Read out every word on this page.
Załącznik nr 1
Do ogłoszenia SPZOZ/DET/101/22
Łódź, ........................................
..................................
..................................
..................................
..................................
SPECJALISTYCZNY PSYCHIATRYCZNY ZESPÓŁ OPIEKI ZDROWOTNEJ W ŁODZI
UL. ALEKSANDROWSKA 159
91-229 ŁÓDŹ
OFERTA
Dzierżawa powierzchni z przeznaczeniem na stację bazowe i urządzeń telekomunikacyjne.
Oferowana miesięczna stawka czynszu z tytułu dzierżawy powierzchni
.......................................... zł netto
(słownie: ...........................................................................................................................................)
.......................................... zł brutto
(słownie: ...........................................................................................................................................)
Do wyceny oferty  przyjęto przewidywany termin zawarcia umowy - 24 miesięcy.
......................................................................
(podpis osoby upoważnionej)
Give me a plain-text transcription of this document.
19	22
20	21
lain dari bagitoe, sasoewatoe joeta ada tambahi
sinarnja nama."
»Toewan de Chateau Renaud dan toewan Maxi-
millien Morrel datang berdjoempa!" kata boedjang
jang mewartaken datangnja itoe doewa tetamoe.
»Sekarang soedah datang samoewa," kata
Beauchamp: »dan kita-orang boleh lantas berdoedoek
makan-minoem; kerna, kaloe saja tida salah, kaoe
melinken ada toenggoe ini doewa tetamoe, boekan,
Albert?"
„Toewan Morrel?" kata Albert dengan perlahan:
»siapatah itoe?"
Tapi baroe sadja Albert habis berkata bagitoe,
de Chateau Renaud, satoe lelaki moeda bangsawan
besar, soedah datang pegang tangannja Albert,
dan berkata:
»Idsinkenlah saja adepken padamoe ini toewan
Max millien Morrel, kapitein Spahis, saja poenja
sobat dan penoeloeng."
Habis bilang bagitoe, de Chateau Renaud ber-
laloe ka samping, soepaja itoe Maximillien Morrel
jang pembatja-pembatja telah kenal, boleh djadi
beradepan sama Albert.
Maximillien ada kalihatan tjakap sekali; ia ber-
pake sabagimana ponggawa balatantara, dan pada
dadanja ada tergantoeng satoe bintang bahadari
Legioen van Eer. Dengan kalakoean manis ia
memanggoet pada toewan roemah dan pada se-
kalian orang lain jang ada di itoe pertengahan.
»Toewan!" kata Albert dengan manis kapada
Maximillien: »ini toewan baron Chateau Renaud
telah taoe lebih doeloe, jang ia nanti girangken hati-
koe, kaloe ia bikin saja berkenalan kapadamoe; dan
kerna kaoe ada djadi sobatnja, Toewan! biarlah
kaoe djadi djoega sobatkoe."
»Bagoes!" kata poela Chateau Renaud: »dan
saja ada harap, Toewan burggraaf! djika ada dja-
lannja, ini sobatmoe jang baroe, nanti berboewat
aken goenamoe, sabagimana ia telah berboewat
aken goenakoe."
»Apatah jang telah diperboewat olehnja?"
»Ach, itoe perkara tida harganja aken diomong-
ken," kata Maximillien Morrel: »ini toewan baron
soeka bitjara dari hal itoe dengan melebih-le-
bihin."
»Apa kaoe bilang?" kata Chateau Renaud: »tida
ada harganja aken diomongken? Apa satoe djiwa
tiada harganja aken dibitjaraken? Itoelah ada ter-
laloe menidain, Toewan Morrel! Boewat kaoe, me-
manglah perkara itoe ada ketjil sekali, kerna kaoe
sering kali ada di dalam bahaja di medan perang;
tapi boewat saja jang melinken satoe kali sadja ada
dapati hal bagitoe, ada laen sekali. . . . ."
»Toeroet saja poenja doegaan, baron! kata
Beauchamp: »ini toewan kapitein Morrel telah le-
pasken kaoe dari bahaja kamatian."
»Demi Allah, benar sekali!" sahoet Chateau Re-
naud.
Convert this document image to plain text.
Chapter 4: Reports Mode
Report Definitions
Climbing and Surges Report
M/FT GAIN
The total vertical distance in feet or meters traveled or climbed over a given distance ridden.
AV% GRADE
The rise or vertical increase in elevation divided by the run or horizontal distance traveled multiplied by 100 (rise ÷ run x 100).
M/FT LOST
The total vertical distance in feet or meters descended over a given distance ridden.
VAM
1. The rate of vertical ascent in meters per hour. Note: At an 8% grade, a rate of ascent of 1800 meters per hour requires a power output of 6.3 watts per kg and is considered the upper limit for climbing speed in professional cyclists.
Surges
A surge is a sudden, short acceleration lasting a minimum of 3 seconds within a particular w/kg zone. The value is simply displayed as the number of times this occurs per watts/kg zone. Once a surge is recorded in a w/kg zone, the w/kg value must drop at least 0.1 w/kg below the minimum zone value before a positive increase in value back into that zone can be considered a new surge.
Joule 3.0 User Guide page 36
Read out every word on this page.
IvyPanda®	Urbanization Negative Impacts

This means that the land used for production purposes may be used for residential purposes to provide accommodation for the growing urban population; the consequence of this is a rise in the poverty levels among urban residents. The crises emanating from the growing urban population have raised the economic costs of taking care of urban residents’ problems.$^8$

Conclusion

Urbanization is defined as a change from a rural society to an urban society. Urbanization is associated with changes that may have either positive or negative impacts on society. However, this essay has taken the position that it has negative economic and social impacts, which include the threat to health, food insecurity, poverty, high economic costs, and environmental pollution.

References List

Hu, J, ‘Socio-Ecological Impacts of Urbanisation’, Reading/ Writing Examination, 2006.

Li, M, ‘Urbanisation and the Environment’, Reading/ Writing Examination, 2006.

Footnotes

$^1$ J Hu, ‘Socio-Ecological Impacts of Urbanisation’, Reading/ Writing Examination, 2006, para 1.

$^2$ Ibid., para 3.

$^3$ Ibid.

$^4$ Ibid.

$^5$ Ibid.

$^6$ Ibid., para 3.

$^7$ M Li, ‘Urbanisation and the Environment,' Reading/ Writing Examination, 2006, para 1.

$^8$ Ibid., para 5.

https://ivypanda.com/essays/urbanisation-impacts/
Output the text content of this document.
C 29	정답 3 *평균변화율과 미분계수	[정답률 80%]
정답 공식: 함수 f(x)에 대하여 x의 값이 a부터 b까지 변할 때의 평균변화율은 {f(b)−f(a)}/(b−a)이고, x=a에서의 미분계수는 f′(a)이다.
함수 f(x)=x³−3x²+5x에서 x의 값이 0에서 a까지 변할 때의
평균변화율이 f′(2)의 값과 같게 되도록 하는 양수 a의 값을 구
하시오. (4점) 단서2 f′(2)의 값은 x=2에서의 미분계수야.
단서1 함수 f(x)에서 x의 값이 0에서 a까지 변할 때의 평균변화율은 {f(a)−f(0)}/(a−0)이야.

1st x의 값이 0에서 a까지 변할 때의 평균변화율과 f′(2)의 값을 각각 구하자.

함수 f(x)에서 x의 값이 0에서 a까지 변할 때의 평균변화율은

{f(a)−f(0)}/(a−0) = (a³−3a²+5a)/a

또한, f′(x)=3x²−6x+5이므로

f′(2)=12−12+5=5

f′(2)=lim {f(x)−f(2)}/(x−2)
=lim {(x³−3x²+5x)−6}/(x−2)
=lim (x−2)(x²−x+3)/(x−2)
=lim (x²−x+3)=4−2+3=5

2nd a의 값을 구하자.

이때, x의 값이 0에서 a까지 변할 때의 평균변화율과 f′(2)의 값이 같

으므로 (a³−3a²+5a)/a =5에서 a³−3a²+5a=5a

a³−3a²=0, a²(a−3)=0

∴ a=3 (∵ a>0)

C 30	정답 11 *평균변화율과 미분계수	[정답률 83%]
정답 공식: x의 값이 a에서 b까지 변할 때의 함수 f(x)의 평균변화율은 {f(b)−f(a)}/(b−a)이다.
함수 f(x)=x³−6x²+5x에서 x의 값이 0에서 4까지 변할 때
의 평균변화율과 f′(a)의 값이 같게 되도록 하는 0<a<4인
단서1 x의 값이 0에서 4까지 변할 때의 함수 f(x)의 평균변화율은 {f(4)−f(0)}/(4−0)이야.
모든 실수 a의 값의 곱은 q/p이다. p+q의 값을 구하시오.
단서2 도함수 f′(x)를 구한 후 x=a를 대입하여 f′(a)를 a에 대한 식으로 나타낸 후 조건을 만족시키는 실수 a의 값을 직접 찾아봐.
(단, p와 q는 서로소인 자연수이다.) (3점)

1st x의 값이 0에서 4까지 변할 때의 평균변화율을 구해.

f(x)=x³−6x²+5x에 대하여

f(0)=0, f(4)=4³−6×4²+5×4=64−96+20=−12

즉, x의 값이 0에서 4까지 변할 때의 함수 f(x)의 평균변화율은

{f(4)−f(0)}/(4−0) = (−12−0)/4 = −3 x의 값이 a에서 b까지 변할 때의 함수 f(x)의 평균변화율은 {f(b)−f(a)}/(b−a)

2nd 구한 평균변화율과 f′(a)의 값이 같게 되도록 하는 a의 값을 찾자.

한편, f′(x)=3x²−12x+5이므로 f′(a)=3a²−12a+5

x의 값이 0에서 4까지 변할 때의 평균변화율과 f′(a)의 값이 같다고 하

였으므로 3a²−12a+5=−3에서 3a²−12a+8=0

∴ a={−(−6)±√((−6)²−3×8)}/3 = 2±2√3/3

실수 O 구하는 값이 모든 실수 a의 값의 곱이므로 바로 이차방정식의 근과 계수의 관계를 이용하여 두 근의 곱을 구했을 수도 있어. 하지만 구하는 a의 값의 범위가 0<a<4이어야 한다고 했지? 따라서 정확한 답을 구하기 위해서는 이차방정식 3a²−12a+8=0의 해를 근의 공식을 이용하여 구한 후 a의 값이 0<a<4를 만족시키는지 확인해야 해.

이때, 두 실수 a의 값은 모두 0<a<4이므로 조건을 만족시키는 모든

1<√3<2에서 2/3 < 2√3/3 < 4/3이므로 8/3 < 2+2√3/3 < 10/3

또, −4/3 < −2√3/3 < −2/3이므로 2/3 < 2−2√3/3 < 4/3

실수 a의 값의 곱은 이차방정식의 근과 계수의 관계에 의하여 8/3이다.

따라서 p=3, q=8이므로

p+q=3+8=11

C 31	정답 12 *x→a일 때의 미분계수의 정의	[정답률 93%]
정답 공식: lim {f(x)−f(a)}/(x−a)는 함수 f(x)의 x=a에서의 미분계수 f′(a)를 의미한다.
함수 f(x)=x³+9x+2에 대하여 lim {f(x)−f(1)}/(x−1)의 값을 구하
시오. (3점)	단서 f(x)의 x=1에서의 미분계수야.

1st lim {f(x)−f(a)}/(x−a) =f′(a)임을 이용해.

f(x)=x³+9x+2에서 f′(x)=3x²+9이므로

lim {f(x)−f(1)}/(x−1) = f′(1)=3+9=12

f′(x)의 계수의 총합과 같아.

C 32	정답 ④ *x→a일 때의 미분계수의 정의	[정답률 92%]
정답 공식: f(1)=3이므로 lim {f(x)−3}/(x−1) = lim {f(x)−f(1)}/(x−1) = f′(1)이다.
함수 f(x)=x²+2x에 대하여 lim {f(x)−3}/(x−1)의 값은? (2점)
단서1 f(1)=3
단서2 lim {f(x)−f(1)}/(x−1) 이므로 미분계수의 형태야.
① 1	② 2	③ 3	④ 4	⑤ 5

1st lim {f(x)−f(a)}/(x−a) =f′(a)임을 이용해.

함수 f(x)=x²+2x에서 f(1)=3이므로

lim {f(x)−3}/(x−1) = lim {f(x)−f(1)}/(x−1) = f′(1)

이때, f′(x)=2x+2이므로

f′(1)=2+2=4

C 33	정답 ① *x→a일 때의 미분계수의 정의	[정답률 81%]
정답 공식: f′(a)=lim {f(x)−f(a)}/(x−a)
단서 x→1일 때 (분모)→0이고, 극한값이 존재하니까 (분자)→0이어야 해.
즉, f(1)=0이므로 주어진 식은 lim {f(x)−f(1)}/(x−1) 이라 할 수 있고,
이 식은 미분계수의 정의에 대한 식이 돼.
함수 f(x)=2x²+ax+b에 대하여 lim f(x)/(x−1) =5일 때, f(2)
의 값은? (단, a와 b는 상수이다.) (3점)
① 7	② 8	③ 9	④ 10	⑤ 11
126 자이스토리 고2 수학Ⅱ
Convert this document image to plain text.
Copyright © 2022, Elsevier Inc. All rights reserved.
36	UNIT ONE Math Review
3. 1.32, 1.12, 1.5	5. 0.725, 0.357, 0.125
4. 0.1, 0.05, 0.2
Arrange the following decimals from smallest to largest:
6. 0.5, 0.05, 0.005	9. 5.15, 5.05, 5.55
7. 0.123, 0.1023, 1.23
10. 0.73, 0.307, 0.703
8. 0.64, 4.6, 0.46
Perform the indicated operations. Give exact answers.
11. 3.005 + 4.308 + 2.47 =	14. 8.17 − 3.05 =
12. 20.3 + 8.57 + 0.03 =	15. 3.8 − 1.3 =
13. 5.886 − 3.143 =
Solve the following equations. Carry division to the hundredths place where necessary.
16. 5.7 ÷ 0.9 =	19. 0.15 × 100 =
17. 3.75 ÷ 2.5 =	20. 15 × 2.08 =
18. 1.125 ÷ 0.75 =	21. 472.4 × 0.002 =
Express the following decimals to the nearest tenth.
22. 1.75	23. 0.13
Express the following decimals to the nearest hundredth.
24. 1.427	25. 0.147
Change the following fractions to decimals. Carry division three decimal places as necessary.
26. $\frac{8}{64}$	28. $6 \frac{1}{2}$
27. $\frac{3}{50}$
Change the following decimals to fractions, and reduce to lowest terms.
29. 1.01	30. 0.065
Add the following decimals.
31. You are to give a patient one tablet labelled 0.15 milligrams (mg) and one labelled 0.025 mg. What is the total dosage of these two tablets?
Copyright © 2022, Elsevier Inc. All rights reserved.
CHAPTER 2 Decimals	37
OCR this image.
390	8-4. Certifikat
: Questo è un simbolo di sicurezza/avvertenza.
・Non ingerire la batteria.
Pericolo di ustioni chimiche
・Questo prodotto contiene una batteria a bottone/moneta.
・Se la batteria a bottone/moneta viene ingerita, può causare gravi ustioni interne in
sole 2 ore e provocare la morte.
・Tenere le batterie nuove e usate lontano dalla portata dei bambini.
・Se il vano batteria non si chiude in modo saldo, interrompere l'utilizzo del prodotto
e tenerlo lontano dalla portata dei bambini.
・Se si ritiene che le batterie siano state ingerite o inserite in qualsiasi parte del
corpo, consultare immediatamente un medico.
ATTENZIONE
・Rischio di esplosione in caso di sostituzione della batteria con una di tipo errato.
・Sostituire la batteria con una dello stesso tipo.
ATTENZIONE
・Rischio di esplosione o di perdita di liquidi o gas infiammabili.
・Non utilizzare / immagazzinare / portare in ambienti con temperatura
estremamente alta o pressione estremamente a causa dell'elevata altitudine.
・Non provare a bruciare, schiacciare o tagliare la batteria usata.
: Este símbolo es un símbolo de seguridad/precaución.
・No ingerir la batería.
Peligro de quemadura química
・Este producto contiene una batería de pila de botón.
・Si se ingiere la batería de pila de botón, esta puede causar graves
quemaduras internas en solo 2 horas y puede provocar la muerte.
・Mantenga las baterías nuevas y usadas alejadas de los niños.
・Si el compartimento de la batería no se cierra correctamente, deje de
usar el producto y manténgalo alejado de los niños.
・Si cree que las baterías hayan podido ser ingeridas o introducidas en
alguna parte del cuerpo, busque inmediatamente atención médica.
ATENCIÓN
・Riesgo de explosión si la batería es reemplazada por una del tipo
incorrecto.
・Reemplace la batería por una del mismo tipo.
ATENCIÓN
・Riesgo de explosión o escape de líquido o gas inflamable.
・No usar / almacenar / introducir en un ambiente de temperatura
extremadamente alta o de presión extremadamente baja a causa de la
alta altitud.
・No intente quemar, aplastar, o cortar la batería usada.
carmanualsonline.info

▶ [Goal of the exercise] Pull out every line in the data above that has the word "nanti".

▶ [Output]
telah taoe lebih doeloe, jang ia nanti girangken hati-
lannja, ini sobatmoe jang baroe, nanti berboewat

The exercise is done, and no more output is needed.